WRITTEN EXERCISE -
Extract precisely the lines that run from the line containing "Transcribe this image's" to the end of the records below, with both ends included and pictures omitted.

BEGIN

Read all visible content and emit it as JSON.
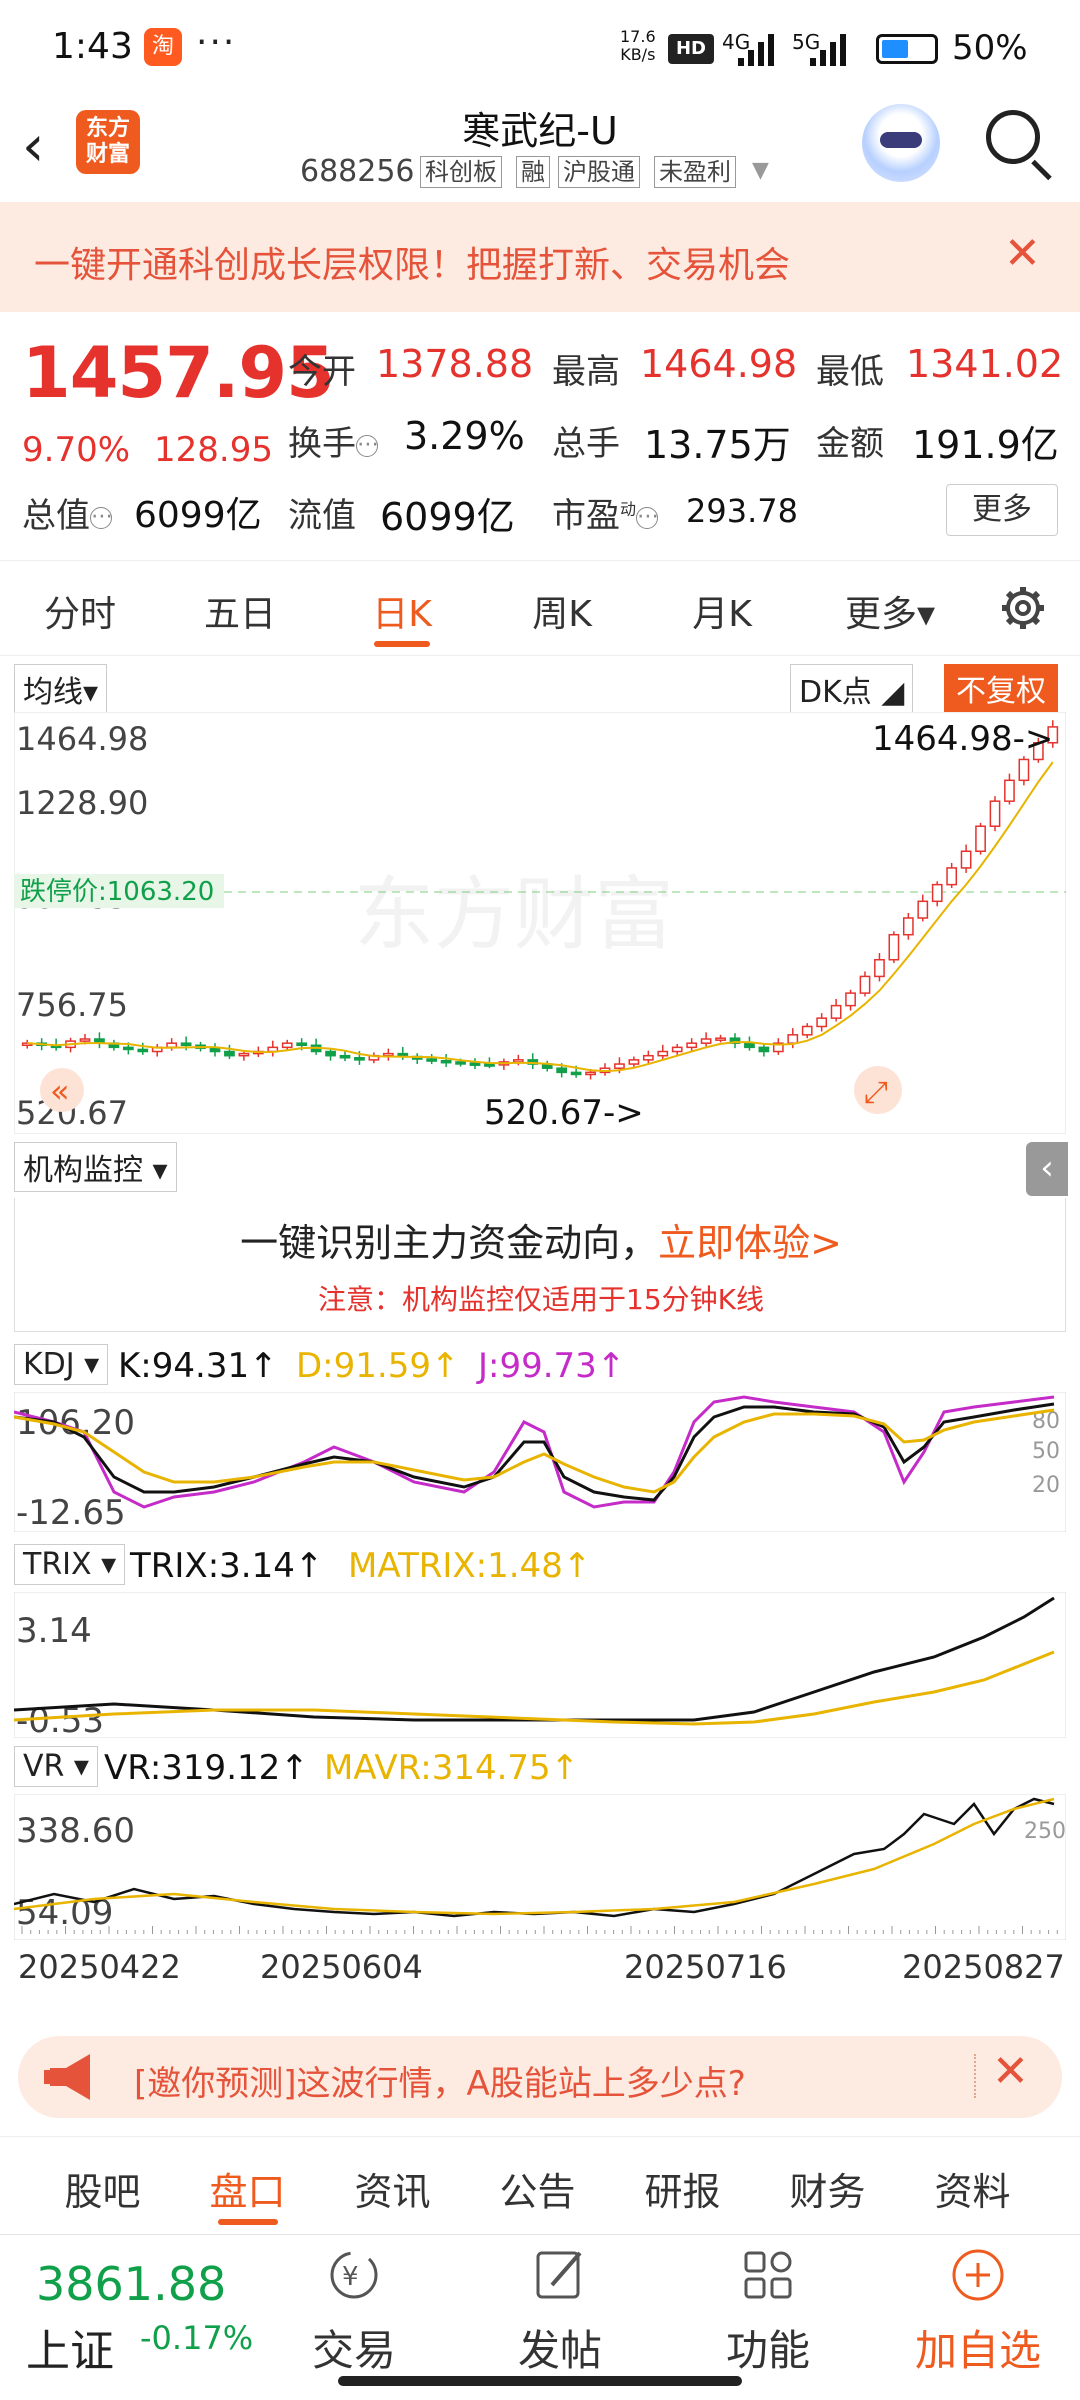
{
  "status_bar": {
    "time": "1:43",
    "dots": "···",
    "app_icon": "淘",
    "net_speed_value": "17.6",
    "net_speed_unit": "KB/s",
    "hd": "HD",
    "signal1": "4G",
    "signal2": "5G",
    "battery": "50%"
  },
  "header": {
    "logo": "东方财富",
    "title": "寒武纪-U",
    "code": "688256",
    "tags": [
      "科创板",
      "融",
      "沪股通",
      "未盈利"
    ]
  },
  "promo": {
    "text": "一键开通科创成长层权限！把握打新、交易机会"
  },
  "quote": {
    "price": "1457.95",
    "pct": "9.70%",
    "change": "128.95",
    "open_label": "今开",
    "open": "1378.88",
    "high_label": "最高",
    "high": "1464.98",
    "low_label": "最低",
    "low": "1341.02",
    "turnover_label": "换手",
    "turnover": "3.29%",
    "volume_label": "总手",
    "volume": "13.75万",
    "amount_label": "金额",
    "amount": "191.9亿",
    "mktcap_label": "总值",
    "mktcap": "6099亿",
    "float_label": "流值",
    "float": "6099亿",
    "pe_label": "市盈",
    "pe_sup": "动",
    "pe": "293.78",
    "more": "更多"
  },
  "ktabs": [
    "分时",
    "五日",
    "日K",
    "周K",
    "月K",
    "更多▾"
  ],
  "chart_bar": {
    "ma": "均线▾",
    "dk": "DK点 ◢",
    "fq": "不复权"
  },
  "chart_data": {
    "type": "candlestick",
    "y_ticks": [
      "1464.98",
      "1228.90",
      "992.83",
      "756.75",
      "520.67"
    ],
    "ylim": [
      520.67,
      1464.98
    ],
    "high_marker": "1464.98->",
    "low_marker": "520.67->",
    "limit_down_label": "跌停价:1063.20",
    "limit_down_value": 1063.2,
    "x_ticks": [
      "20250422",
      "20250604",
      "20250716",
      "20250827"
    ],
    "watermark": "东方财富",
    "closes": [
      700,
      695,
      690,
      705,
      710,
      700,
      690,
      685,
      680,
      690,
      700,
      695,
      688,
      680,
      670,
      675,
      680,
      690,
      700,
      695,
      680,
      670,
      665,
      660,
      670,
      675,
      668,
      662,
      658,
      655,
      652,
      650,
      648,
      655,
      660,
      650,
      640,
      630,
      625,
      630,
      640,
      650,
      660,
      670,
      680,
      690,
      700,
      710,
      712,
      700,
      690,
      680,
      700,
      720,
      740,
      760,
      790,
      820,
      860,
      900,
      960,
      1000,
      1040,
      1080,
      1120,
      1160,
      1220,
      1280,
      1330,
      1380,
      1420,
      1458
    ]
  },
  "inst": {
    "label": "机构监控 ▾",
    "main_text": "一键识别主力资金动向，",
    "link_text": "立即体验>",
    "note": "注意：机构监控仅适用于15分钟K线",
    "collapse": "‹"
  },
  "kdj": {
    "label": "KDJ ▾",
    "k": "K:94.31↑",
    "d": "D:91.59↑",
    "j": "J:99.73↑",
    "y_top": "106.20",
    "y_bottom": "-12.65",
    "levels": [
      "80",
      "50",
      "20"
    ]
  },
  "trix": {
    "label": "TRIX ▾",
    "trix": "TRIX:3.14↑",
    "matrix": "MATRIX:1.48↑",
    "y_top": "3.14",
    "y_bottom": "-0.53"
  },
  "vr": {
    "label": "VR ▾",
    "vr": "VR:319.12↑",
    "mavr": "MAVR:314.75↑",
    "y_top": "338.60",
    "y_bottom": "54.09",
    "level": "250"
  },
  "invite": {
    "text": "[邀你预测]这波行情，A股能站上多少点?"
  },
  "btabs": [
    "股吧",
    "盘口",
    "资讯",
    "公告",
    "研报",
    "财务",
    "资料"
  ],
  "bottom": {
    "index_value": "3861.88",
    "index_name": "上证",
    "index_change": "-0.17%",
    "trade": "交易",
    "post": "发帖",
    "func": "功能",
    "add": "加自选"
  },
  "colors": {
    "accent": "#ef5a1f",
    "up": "#e5322d",
    "down": "#11a04a",
    "kdj_d": "#e8b400",
    "kdj_j": "#c52bc8"
  }
}
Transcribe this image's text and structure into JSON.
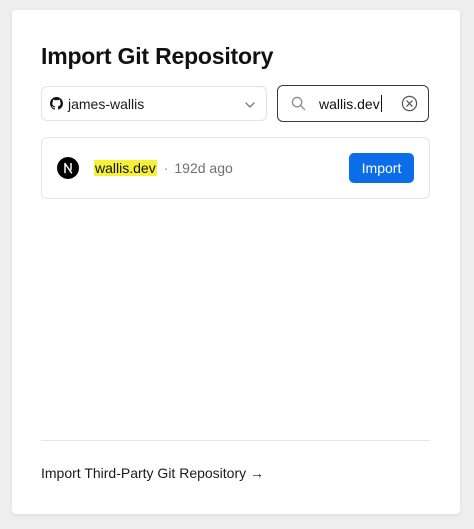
{
  "page": {
    "title": "Import Git Repository"
  },
  "scope": {
    "provider_icon": "github-icon",
    "account": "james-wallis"
  },
  "search": {
    "value": "wallis.dev"
  },
  "repositories": [
    {
      "name": "wallis.dev",
      "separator": "·",
      "updated": "192d ago",
      "avatar_icon": "nextjs-icon",
      "action_label": "Import"
    }
  ],
  "footer": {
    "third_party_label": "Import Third-Party Git Repository →"
  },
  "colors": {
    "accent": "#0b6ee8",
    "highlight": "#f5f03a"
  }
}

END

EXERCISE ANSWER -
Transcribe this image's text and structure into JSON.
{
  "page": {
    "title": "Import Git Repository"
  },
  "scope": {
    "provider_icon": "github-icon",
    "account": "james-wallis"
  },
  "search": {
    "value": "wallis.dev"
  },
  "repositories": [
    {
      "name": "wallis.dev",
      "separator": "·",
      "updated": "192d ago",
      "avatar_icon": "nextjs-icon",
      "action_label": "Import"
    }
  ],
  "footer": {
    "third_party_label": "Import Third-Party Git Repository →"
  },
  "colors": {
    "accent": "#0b6ee8",
    "highlight": "#f5f03a"
  }
}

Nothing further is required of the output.